▶ _Provided material_:
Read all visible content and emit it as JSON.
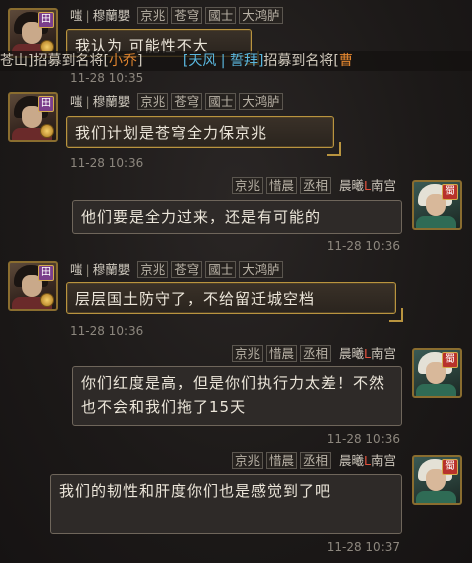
{
  "messages": [
    {
      "side": "left",
      "sender": {
        "name": "嗤",
        "guild": "穆蘭嬰",
        "tags": [
          "京兆",
          "苍穹",
          "國士",
          "大鸿胪"
        ]
      },
      "badge": "田",
      "text": "我认为 可能性不大",
      "timestamp": "11-28 10:35"
    },
    {
      "side": "left",
      "sender": {
        "name": "嗤",
        "guild": "穆蘭嬰",
        "tags": [
          "京兆",
          "苍穹",
          "國士",
          "大鸿胪"
        ]
      },
      "badge": "田",
      "text": "我们计划是苍穹全力保京兆",
      "timestamp": "11-28 10:36"
    },
    {
      "side": "right",
      "sender": {
        "tags": [
          "京兆",
          "惜晨",
          "丞相"
        ],
        "name_prefix": "晨曦",
        "name_red": "L",
        "name_suffix": "南宫"
      },
      "badge": "蜀",
      "text": "他们要是全力过来，还是有可能的",
      "timestamp": "11-28 10:36"
    },
    {
      "side": "left",
      "sender": {
        "name": "嗤",
        "guild": "穆蘭嬰",
        "tags": [
          "京兆",
          "苍穹",
          "國士",
          "大鸿胪"
        ]
      },
      "badge": "田",
      "text": "层层国土防守了，不给留迁城空档",
      "timestamp": "11-28 10:36"
    },
    {
      "side": "right",
      "sender": {
        "tags": [
          "京兆",
          "惜晨",
          "丞相"
        ],
        "name_prefix": "晨曦",
        "name_red": "L",
        "name_suffix": "南宫"
      },
      "badge": "蜀",
      "text": "你们红度是高，但是你们执行力太差！不然也不会和我们拖了15天",
      "timestamp": "11-28 10:36"
    },
    {
      "side": "right",
      "sender": {
        "tags": [
          "京兆",
          "惜晨",
          "丞相"
        ],
        "name_prefix": "晨曦",
        "name_red": "L",
        "name_suffix": "南宫"
      },
      "badge": "蜀",
      "text": "我们的韧性和肝度你们也是感觉到了吧",
      "timestamp": "11-28 10:37"
    }
  ],
  "system_line": {
    "part1": "苍山]招募到名将[",
    "general1": "小乔",
    "part2": "]",
    "player2": "[天风 | 誓拜]",
    "part3": "招募到名将[",
    "general2": "曹"
  }
}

▶ _Work instructions_:
Give every record again exactly, apart from the pictures, which stay out.

▶ _Exercise output_:
Read all visible content and emit it as JSON.
{
  "messages": [
    {
      "side": "left",
      "sender": {
        "name": "嗤",
        "guild": "穆蘭嬰",
        "tags": [
          "京兆",
          "苍穹",
          "國士",
          "大鸿胪"
        ]
      },
      "badge": "田",
      "text": "我认为 可能性不大",
      "timestamp": "11-28 10:35"
    },
    {
      "side": "left",
      "sender": {
        "name": "嗤",
        "guild": "穆蘭嬰",
        "tags": [
          "京兆",
          "苍穹",
          "國士",
          "大鸿胪"
        ]
      },
      "badge": "田",
      "text": "我们计划是苍穹全力保京兆",
      "timestamp": "11-28 10:36"
    },
    {
      "side": "right",
      "sender": {
        "tags": [
          "京兆",
          "惜晨",
          "丞相"
        ],
        "name_prefix": "晨曦",
        "name_red": "L",
        "name_suffix": "南宫"
      },
      "badge": "蜀",
      "text": "他们要是全力过来，还是有可能的",
      "timestamp": "11-28 10:36"
    },
    {
      "side": "left",
      "sender": {
        "name": "嗤",
        "guild": "穆蘭嬰",
        "tags": [
          "京兆",
          "苍穹",
          "國士",
          "大鸿胪"
        ]
      },
      "badge": "田",
      "text": "层层国土防守了，不给留迁城空档",
      "timestamp": "11-28 10:36"
    },
    {
      "side": "right",
      "sender": {
        "tags": [
          "京兆",
          "惜晨",
          "丞相"
        ],
        "name_prefix": "晨曦",
        "name_red": "L",
        "name_suffix": "南宫"
      },
      "badge": "蜀",
      "text": "你们红度是高，但是你们执行力太差！不然也不会和我们拖了15天",
      "timestamp": "11-28 10:36"
    },
    {
      "side": "right",
      "sender": {
        "tags": [
          "京兆",
          "惜晨",
          "丞相"
        ],
        "name_prefix": "晨曦",
        "name_red": "L",
        "name_suffix": "南宫"
      },
      "badge": "蜀",
      "text": "我们的韧性和肝度你们也是感觉到了吧",
      "timestamp": "11-28 10:37"
    }
  ],
  "system_line": {
    "part1": "苍山]招募到名将[",
    "general1": "小乔",
    "part2": "]",
    "player2": "[天风 | 誓拜]",
    "part3": "招募到名将[",
    "general2": "曹"
  }
}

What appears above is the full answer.